## Directions for this task
List each line of the data in which the string "voluntária" appears.

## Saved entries
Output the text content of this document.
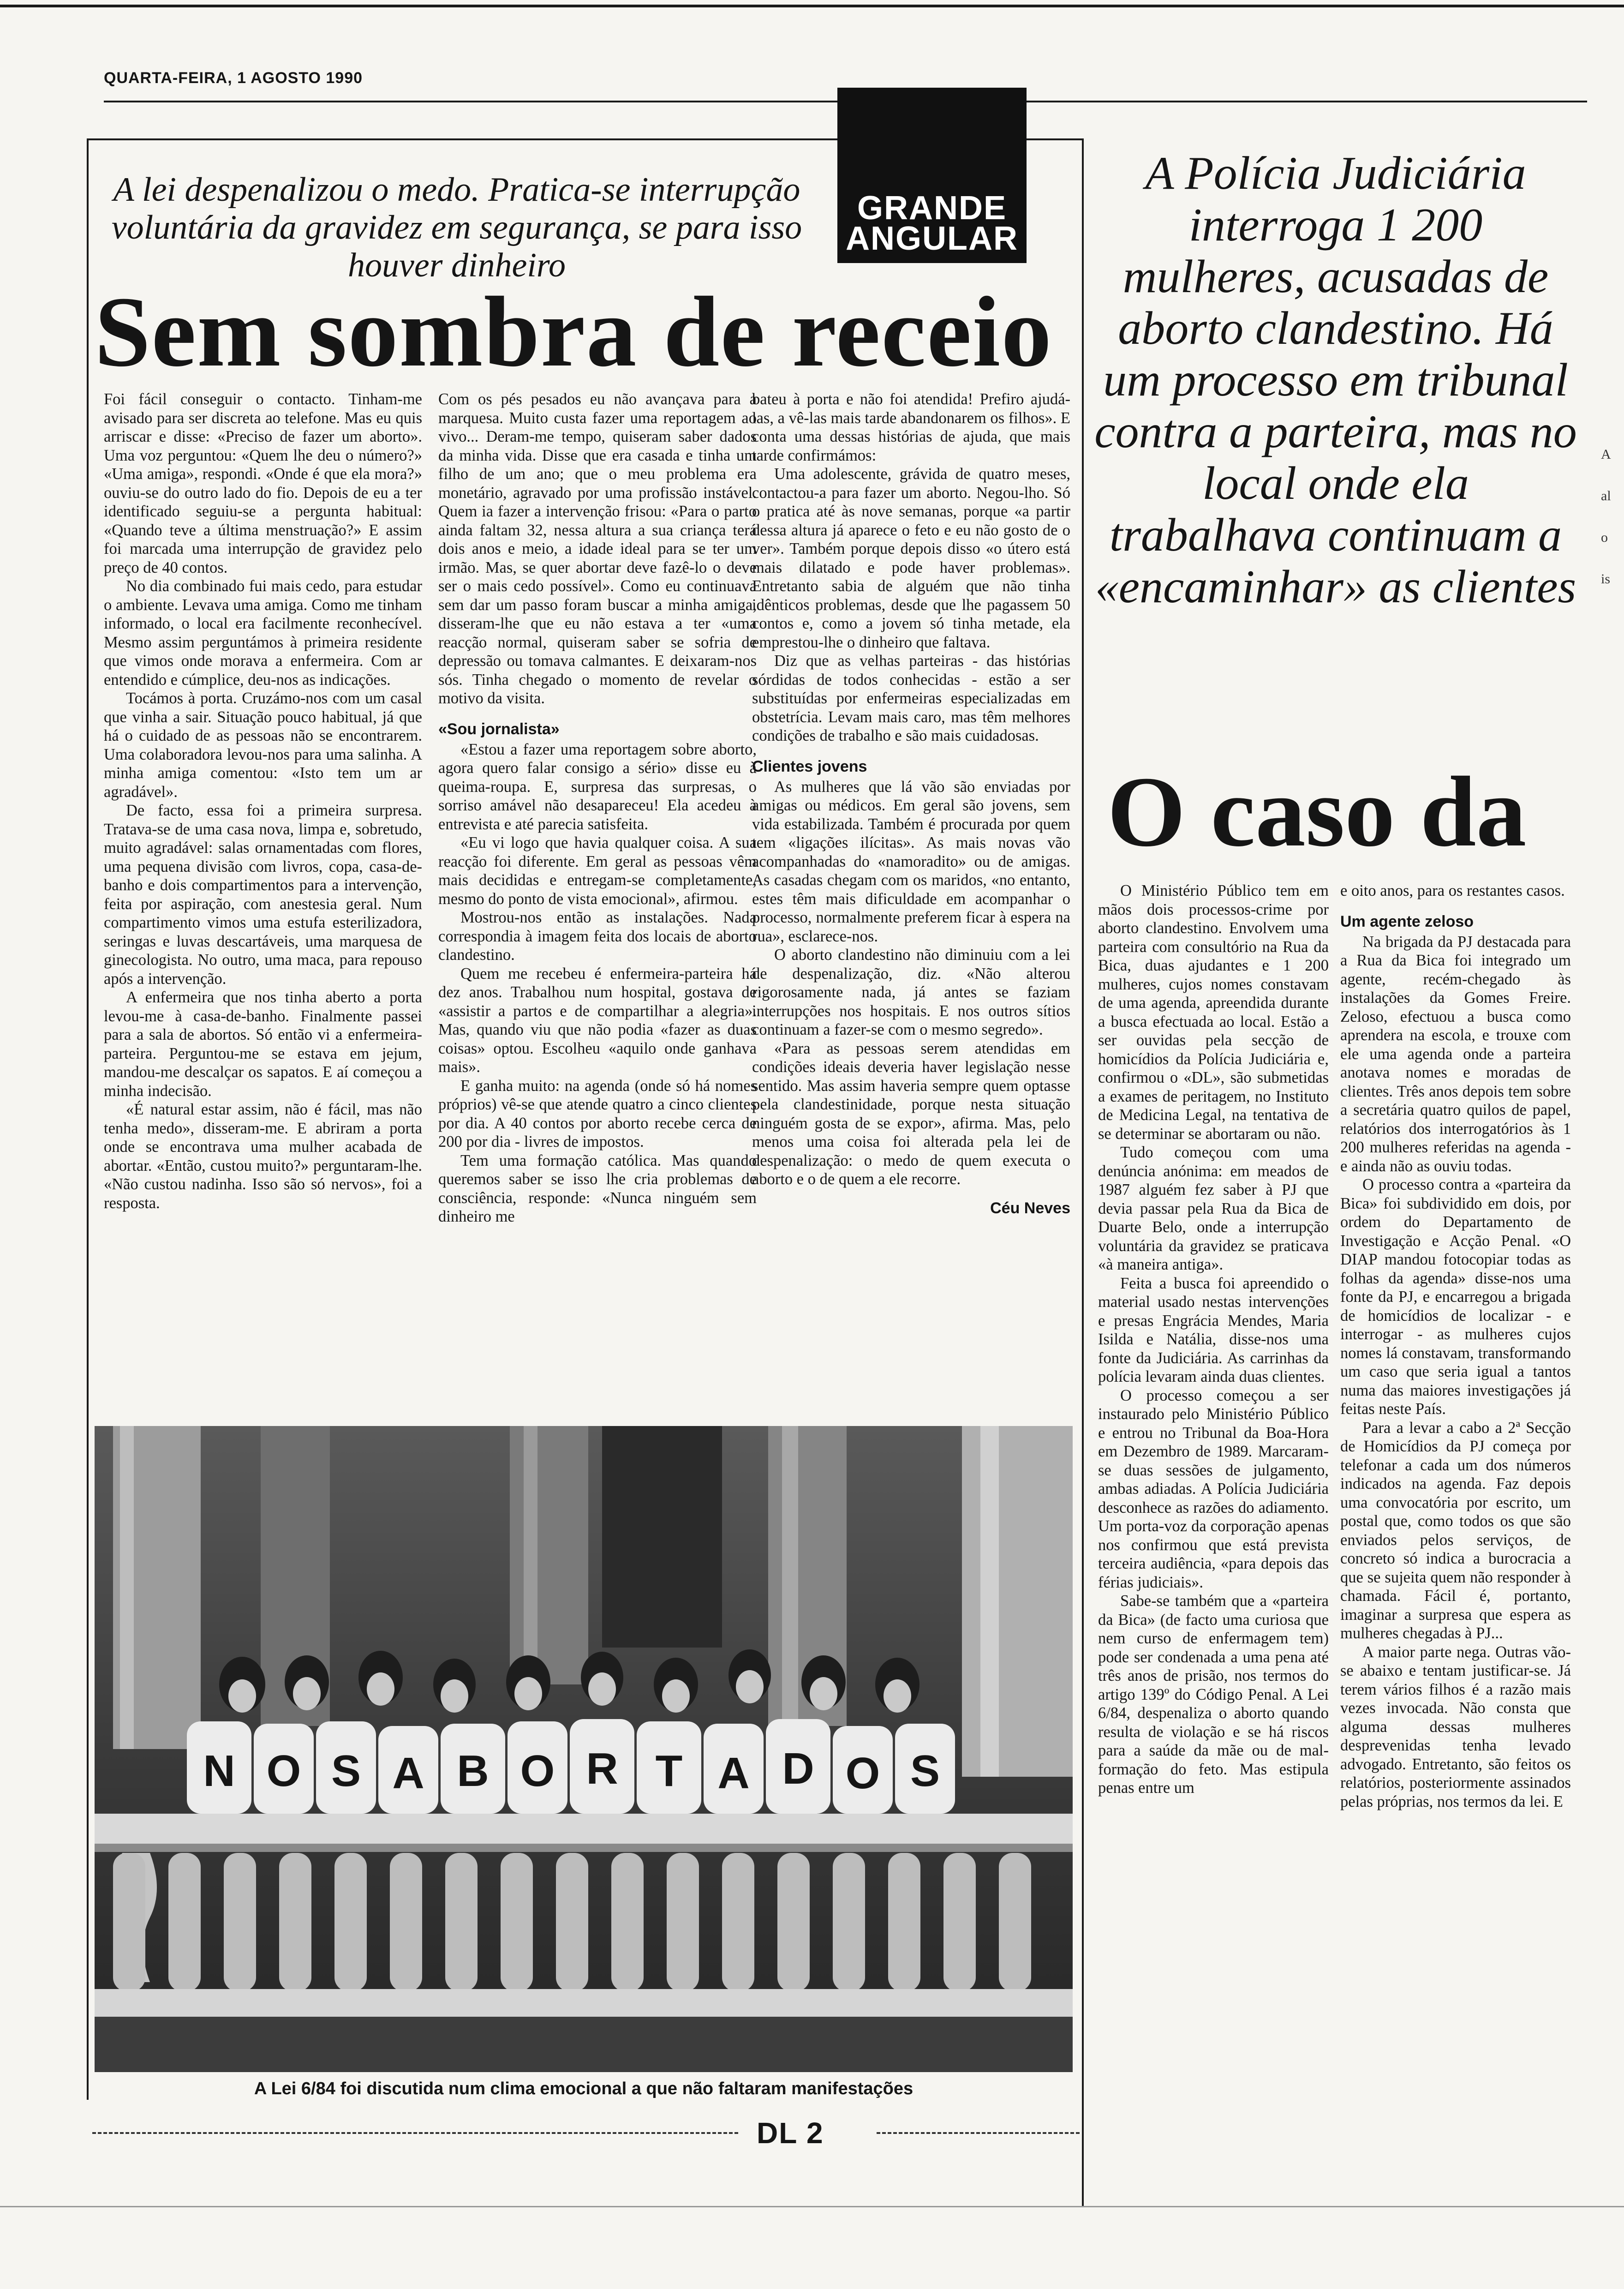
QUARTA-FEIRA, 1 AGOSTO 1990
A lei despenalizou o medo. Pratica-se interrupção voluntária da gravidez em segurança, se para isso houver dinheiro
GRANDE
ANGULAR
Sem sombra de receio

Foi fácil conseguir o contacto. Tinham-me avisado para ser discreta ao telefone. Mas eu quis arriscar e disse: «Preciso de fazer um aborto». Uma voz perguntou: «Quem lhe deu o número?» «Uma amiga», respondi. «Onde é que ela mora?» ouviu-se do outro lado do fio. Depois de eu a ter identificado seguiu-se a pergunta habitual: «Quando teve a última menstruação?» E assim foi marcada uma interrupção de gravidez pelo preço de 40 contos.

No dia combinado fui mais cedo, para estudar o ambiente. Levava uma amiga. Como me tinham informado, o local era facilmente reconhecível. Mesmo assim perguntámos à primeira residente que vimos onde morava a enfermeira. Com ar entendido e cúmplice, deu-nos as indicações.

Tocámos à porta. Cruzámo-nos com um casal que vinha a sair. Situação pouco habitual, já que há o cuidado de as pessoas não se encontrarem. Uma colaboradora levou-nos para uma salinha. A minha amiga comentou: «Isto tem um ar agradável».

De facto, essa foi a primeira surpresa. Tratava-se de uma casa nova, limpa e, sobretudo, muito agradável: salas ornamentadas com flores, uma pequena divisão com livros, copa, casa-de-banho e dois compartimentos para a intervenção, feita por aspiração, com anestesia geral. Num compartimento vimos uma estufa esterilizadora, seringas e luvas descartáveis, uma marquesa de ginecologista. No outro, uma maca, para repouso após a intervenção.

A enfermeira que nos tinha aberto a porta levou-me à casa-de-banho. Finalmente passei para a sala de abortos. Só então vi a enfermeira-parteira. Perguntou-me se estava em jejum, mandou-me descalçar os sapatos. E aí começou a minha indecisão.

«É natural estar assim, não é fácil, mas não tenha medo», disseram-me. E abriram a porta onde se encontrava uma mulher acabada de abortar. «Então, custou muito?» perguntaram-lhe. «Não custou nadinha. Isso são só nervos», foi a resposta.

Com os pés pesados eu não avançava para a marquesa. Muito custa fazer uma reportagem ao vivo... Deram-me tempo, quiseram saber dados da minha vida. Disse que era casada e tinha um filho de um ano; que o meu problema era monetário, agravado por uma profissão instável. Quem ia fazer a intervenção frisou: «Para o parto ainda faltam 32, nessa altura a sua criança terá dois anos e meio, a idade ideal para se ter um irmão. Mas, se quer abortar deve fazê-lo o deve ser o mais cedo possível». Como eu continuava sem dar um passo foram buscar a minha amiga, disseram-lhe que eu não estava a ter «uma reacção normal, quiseram saber se sofria de depressão ou tomava calmantes. E deixaram-nos sós. Tinha chegado o momento de revelar o motivo da visita.

«Sou jornalista»

«Estou a fazer uma reportagem sobre aborto, agora quero falar consigo a sério» disse eu à queima-roupa. E, surpresa das surpresas, o sorriso amável não desapareceu! Ela acedeu à entrevista e até parecia satisfeita.

«Eu vi logo que havia qualquer coisa. A sua reacção foi diferente. Em geral as pessoas vêm mais decididas e entregam-se completamente, mesmo do ponto de vista emocional», afirmou.

Mostrou-nos então as instalações. Nada correspondia à imagem feita dos locais de aborto clandestino.

Quem me recebeu é enfermeira-parteira há dez anos. Trabalhou num hospital, gostava de «assistir a partos e de compartilhar a alegria». Mas, quando viu que não podia «fazer as duas coisas» optou. Escolheu «aquilo onde ganhava mais».

E ganha muito: na agenda (onde só há nomes próprios) vê-se que atende quatro a cinco clientes por dia. A 40 contos por aborto recebe cerca de 200 por dia - livres de impostos.

Tem uma formação católica. Mas quando queremos saber se isso lhe cria problemas de consciência, responde: «Nunca ninguém sem dinheiro me

bateu à porta e não foi atendida! Prefiro ajudá-las, a vê-las mais tarde abandonarem os filhos». E conta uma dessas histórias de ajuda, que mais tarde confirmámos:

Uma adolescente, grávida de quatro meses, contactou-a para fazer um aborto. Negou-lho. Só o pratica até às nove semanas, porque «a partir dessa altura já aparece o feto e eu não gosto de o ver». Também porque depois disso «o útero está mais dilatado e pode haver problemas». Entretanto sabia de alguém que não tinha idênticos problemas, desde que lhe pagassem 50 contos e, como a jovem só tinha metade, ela emprestou-lhe o dinheiro que faltava.

Diz que as velhas parteiras - das histórias sórdidas de todos conhecidas - estão a ser substituídas por enfermeiras especializadas em obstetrícia. Levam mais caro, mas têm melhores condições de trabalho e são mais cuidadosas.

Clientes jovens

As mulheres que lá vão são enviadas por amigas ou médicos. Em geral são jovens, sem vida estabilizada. Também é procurada por quem tem «ligações ilícitas». As mais novas vão acompanhadas do «namoradito» ou de amigas. As casadas chegam com os maridos, «no entanto, estes têm mais dificuldade em acompanhar o processo, normalmente preferem ficar à espera na rua», esclarece-nos.

O aborto clandestino não diminuiu com a lei de despenalização, diz. «Não alterou rigorosamente nada, já antes se faziam interrupções nos hospitais. E nos outros sítios continuam a fazer-se com o mesmo segredo».

«Para as pessoas serem atendidas em condições ideais deveria haver legislação nesse sentido. Mas assim haveria sempre quem optasse pela clandestinidade, porque nesta situação ninguém gosta de se expor», afirma. Mas, pelo menos uma coisa foi alterada pela lei de despenalização: o medo de quem executa o aborto e o de quem a ele recorre.

Céu Neves
N O S A B O R T A D O S
A Lei 6/84 foi discutida num clima emocional a que não faltaram manifestações
DL 2
A Polícia Judiciária interroga 1 200 mulheres, acusadas de aborto clandestino. Há um processo em tribunal contra a parteira, mas no local onde ela trabalhava continuam a «encaminhar» as clientes
O caso da

O Ministério Público tem em mãos dois processos-crime por aborto clandestino. Envolvem uma parteira com consultório na Rua da Bica, duas ajudantes e 1 200 mulheres, cujos nomes constavam de uma agenda, apreendida durante a busca efectuada ao local. Estão a ser ouvidas pela secção de homicídios da Polícia Judiciária e, confirmou o «DL», são submetidas a exames de peritagem, no Instituto de Medicina Legal, na tentativa de se determinar se abortaram ou não.

Tudo começou com uma denúncia anónima: em meados de 1987 alguém fez saber à PJ que devia passar pela Rua da Bica de Duarte Belo, onde a interrupção voluntária da gravidez se praticava «à maneira antiga».

Feita a busca foi apreendido o material usado nestas intervenções e presas Engrácia Mendes, Maria Isilda e Natália, disse-nos uma fonte da Judiciária. As carrinhas da polícia levaram ainda duas clientes.

O processo começou a ser instaurado pelo Ministério Público e entrou no Tribunal da Boa-Hora em Dezembro de 1989. Marcaram-se duas sessões de julgamento, ambas adiadas. A Polícia Judiciária desconhece as razões do adiamento. Um porta-voz da corporação apenas nos confirmou que está prevista terceira audiência, «para depois das férias judiciais».

Sabe-se também que a «parteira da Bica» (de facto uma curiosa que nem curso de enfermagem tem) pode ser condenada a uma pena até três anos de prisão, nos termos do artigo 139º do Código Penal. A Lei 6/84, despenaliza o aborto quando resulta de violação e se há riscos para a saúde da mãe ou de mal-formação do feto. Mas estipula penas entre um

e oito anos, para os restantes casos.

Um agente zeloso

Na brigada da PJ destacada para a Rua da Bica foi integrado um agente, recém-chegado às instalações da Gomes Freire. Zeloso, efectuou a busca como aprendera na escola, e trouxe com ele uma agenda onde a parteira anotava nomes e moradas de clientes. Três anos depois tem sobre a secretária quatro quilos de papel, relatórios dos interrogatórios às 1 200 mulheres referidas na agenda - e ainda não as ouviu todas.

O processo contra a «parteira da Bica» foi subdividido em dois, por ordem do Departamento de Investigação e Acção Penal. «O DIAP mandou fotocopiar todas as folhas da agenda» disse-nos uma fonte da PJ, e encarregou a brigada de homicídios de localizar - e interrogar - as mulheres cujos nomes lá constavam, transformando um caso que seria igual a tantos numa das maiores investigações já feitas neste País.

Para a levar a cabo a 2ª Secção de Homicídios da PJ começa por telefonar a cada um dos números indicados na agenda. Faz depois uma convocatória por escrito, um postal que, como todos os que são enviados pelos serviços, de concreto só indica a burocracia a que se sujeita quem não responder à chamada. Fácil é, portanto, imaginar a surpresa que espera as mulheres chegadas à PJ...

A maior parte nega. Outras vão-se abaixo e tentam justificar-se. Já terem vários filhos é a razão mais vezes invocada. Não consta que alguma dessas mulheres desprevenidas tenha levado advogado. Entretanto, são feitos os relatórios, posteriormente assinados pelas próprias, nos termos da lei. E

A
al
o
is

## Answer to this problem
A lei despenalizou o medo. Pratica-se interrupção voluntária da gravidez em segurança, se para isso houver dinheiro
Tudo começou com uma denúncia anónima: em meados de 1987 alguém fez saber à PJ que devia passar pela Rua da Bica de Duarte Belo, onde a interrupção voluntária da gravidez se praticava «à maneira antiga».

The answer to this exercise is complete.